Collected data:
☆ ☆ ☆ ☆ ☆

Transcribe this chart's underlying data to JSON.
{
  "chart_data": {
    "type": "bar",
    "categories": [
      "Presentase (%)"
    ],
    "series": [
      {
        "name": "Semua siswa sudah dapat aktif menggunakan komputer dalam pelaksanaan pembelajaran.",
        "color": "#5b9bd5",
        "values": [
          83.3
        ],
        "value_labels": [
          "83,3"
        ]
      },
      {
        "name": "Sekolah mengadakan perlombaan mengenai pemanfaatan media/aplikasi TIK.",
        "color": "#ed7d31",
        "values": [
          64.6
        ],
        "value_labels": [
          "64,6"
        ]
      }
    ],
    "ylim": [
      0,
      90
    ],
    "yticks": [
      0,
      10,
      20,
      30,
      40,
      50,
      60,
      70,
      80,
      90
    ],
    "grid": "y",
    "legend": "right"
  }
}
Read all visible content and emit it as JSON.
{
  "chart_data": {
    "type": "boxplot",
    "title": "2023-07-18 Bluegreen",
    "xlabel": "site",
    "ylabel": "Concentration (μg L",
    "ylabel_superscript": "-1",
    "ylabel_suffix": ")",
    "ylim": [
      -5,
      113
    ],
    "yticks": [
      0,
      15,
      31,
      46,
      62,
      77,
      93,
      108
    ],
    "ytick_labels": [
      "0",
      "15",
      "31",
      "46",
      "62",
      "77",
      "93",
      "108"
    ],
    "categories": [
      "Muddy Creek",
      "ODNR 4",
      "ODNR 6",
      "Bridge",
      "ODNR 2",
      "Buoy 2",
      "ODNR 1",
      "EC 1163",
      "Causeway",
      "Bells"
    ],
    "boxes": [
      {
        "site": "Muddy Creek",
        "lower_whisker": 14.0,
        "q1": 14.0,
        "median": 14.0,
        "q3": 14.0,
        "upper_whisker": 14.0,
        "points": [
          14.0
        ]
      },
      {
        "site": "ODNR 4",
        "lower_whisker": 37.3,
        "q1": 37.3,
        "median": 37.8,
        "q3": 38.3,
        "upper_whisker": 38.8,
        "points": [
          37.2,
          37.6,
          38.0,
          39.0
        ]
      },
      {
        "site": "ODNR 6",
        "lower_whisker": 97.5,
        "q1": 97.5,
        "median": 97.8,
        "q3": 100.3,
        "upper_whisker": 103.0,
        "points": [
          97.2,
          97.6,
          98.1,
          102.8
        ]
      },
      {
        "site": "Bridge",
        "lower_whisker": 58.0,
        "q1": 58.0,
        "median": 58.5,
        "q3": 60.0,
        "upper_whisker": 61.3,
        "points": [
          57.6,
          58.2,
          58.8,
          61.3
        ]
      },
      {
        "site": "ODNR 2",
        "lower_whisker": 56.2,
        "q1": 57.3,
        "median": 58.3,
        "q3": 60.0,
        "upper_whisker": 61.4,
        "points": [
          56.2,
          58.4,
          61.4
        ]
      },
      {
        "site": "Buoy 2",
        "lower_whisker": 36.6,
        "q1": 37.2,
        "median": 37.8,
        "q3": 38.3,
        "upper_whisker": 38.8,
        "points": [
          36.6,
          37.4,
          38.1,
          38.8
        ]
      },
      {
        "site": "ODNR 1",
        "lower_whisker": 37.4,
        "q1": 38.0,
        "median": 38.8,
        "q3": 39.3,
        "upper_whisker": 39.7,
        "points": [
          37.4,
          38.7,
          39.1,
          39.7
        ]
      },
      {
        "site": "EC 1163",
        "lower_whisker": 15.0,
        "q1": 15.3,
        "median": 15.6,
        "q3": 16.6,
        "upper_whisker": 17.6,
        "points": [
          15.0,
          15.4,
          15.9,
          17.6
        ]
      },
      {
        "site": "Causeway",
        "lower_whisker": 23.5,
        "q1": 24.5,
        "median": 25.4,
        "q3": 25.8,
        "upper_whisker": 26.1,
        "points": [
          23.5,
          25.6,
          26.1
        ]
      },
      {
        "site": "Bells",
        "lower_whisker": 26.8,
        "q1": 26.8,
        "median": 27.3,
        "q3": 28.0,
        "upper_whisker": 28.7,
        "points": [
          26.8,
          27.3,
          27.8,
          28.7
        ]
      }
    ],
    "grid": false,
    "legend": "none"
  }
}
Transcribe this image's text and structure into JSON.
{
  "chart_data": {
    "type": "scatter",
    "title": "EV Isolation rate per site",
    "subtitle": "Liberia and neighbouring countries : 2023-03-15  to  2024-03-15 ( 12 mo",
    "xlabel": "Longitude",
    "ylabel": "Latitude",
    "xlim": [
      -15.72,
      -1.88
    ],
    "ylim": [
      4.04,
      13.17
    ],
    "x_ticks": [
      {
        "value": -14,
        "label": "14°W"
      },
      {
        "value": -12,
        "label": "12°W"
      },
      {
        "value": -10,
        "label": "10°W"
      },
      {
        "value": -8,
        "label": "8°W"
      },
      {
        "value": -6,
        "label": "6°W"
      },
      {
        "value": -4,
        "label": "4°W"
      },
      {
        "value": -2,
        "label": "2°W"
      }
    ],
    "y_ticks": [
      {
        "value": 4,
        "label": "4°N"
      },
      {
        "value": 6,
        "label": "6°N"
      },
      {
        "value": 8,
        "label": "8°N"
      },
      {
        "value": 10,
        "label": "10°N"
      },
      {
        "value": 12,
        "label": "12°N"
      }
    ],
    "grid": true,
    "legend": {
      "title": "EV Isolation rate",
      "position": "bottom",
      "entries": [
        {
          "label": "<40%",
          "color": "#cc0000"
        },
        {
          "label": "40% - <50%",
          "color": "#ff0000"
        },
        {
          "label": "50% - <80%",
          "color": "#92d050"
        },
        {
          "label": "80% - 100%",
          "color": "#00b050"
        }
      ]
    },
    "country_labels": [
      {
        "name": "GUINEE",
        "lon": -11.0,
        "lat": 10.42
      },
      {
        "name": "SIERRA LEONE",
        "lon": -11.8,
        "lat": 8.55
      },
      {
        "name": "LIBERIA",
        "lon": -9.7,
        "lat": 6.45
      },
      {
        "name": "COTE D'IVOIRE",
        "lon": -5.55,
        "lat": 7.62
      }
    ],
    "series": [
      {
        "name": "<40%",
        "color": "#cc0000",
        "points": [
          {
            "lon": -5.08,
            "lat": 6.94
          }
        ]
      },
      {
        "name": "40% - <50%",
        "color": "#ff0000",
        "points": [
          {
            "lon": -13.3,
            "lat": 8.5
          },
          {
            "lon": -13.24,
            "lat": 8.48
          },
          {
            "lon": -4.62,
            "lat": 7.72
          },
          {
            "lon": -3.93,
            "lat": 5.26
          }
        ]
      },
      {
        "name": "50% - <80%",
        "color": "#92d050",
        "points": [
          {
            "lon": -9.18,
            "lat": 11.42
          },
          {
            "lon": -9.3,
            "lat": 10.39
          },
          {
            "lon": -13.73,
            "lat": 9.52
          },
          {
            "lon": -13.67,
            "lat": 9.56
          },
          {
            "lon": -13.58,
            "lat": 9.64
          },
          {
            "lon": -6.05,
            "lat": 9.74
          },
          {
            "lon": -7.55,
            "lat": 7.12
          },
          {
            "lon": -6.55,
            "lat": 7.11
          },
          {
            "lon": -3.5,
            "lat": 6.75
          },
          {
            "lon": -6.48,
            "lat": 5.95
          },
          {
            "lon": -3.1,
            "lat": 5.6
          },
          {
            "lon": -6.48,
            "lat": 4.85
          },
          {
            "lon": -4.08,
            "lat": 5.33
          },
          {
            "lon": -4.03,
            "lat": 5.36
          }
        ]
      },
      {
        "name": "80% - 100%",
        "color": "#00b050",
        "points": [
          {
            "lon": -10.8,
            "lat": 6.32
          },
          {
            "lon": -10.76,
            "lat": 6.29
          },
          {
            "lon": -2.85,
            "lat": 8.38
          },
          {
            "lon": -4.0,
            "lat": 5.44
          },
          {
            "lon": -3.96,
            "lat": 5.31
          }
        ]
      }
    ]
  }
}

☆ ☆ ☆ ☆ ☆

Whichever lines contain the string "ODNR", select and copy them.

» **COMPLETE OUTPUT**
      "ODNR 4",
      "ODNR 6",
      "ODNR 2",
      "ODNR 1",
        "site": "ODNR 4",
        "site": "ODNR 6",
        "site": "ODNR 2",
        "site": "ODNR 1",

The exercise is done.